**Objectives:**
[a] According to the essay about Edward Abbey, on what date did Abbey die?
[b] Reproduce the passage of the essay about Edward Abbey from "Edward Abbey died" up to and including "rock and sand.", word for word.

**Text extract:**
-.-.-

The Reef, Part Two of Two
Thinking deserts and benedictions
When thinking back to some of the places I have seen while traveling across Utah and around the world, I am often reminded of a speech given by one of America's greatest authors, the late Edward Abbey:
May your trails be crooked, winding, lonesome, dangerous. May they lead to the most amazing view. May your mountains rise into and above the clouds, may your rivers flow without end, meandering thorough pastoral valleys, tinkling with bells, past temples and castles and poets' towers, into a dark, primeval forest where tigers belch and monkeys howl, through miasmal mysterious swamps infested with crocodiles, and down from there, into a desert of red rock, blue mesas, domes and pinnacles and grottoes of endless stone, and down, down again into a deep vast unknown chasm where bars of sunlight blaze on profiled cliffs, where deer walk across white sand beaches, where storms come and go as lighting clangs up on the high crags, where something strange and more beautiful and more full of wonder than your deepest dreams waits for you beyond that net turning of the canyon wall.'
When he gave the speech, Abbey's voice deepened into a growl when he spoke of the amazing views and descending paths; when he spoke of the deer on the river's beach he spoke instead with the great clarity and faith of a poet.
Edward Abbey died March 14, 1989 in southern Arizona. He was buried in the desert and his death was followed by two traditional Irish wakes, one near Tucson and the other near Moab. At the time of his death Abbey had already received critical acclaim and massive following. In the years after his death, as lovers of natural landscapes around world came to understand both the deeper complexities of the man and the complex natural philosophy he adhered to, his works and legend have grown in popularity. Many who love the deserts of the American Southwest, and in particular the brutal landscape of southern Utah, today owe their natural awakenings to Abbey - if not directly then indirectly. Many have suggested it was Abbey himself that allowed us to love and appreciate these landscapes of rock and sand.

-.-.-

**Dataset content:**
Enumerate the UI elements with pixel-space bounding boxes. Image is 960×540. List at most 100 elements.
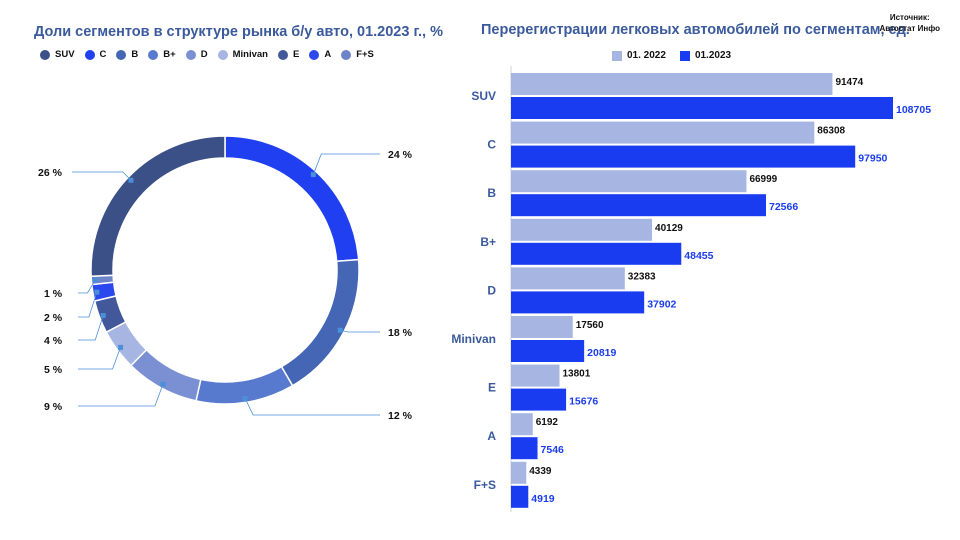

-.-.-

**Answers for the exercise:**
[a] March 14, 1989

[b]
Edward Abbey died March 14, 1989 in southern Arizona. He was buried in the desert and his death was followed by two traditional Irish wakes, one near Tucson and the other near Moab. At the time of his death Abbey had already received critical acclaim and massive following. In the years after his death, as lovers of natural landscapes around world came to understand both the deeper complexities of the man and the complex natural philosophy he adhered to, his works and legend have grown in popularity. Many who love the deserts of the American Southwest, and in particular the brutal landscape of southern Utah, today owe their natural awakenings to Abbey - if not directly then indirectly. Many have suggested it was Abbey himself that allowed us to love and appreciate these landscapes of rock and sand.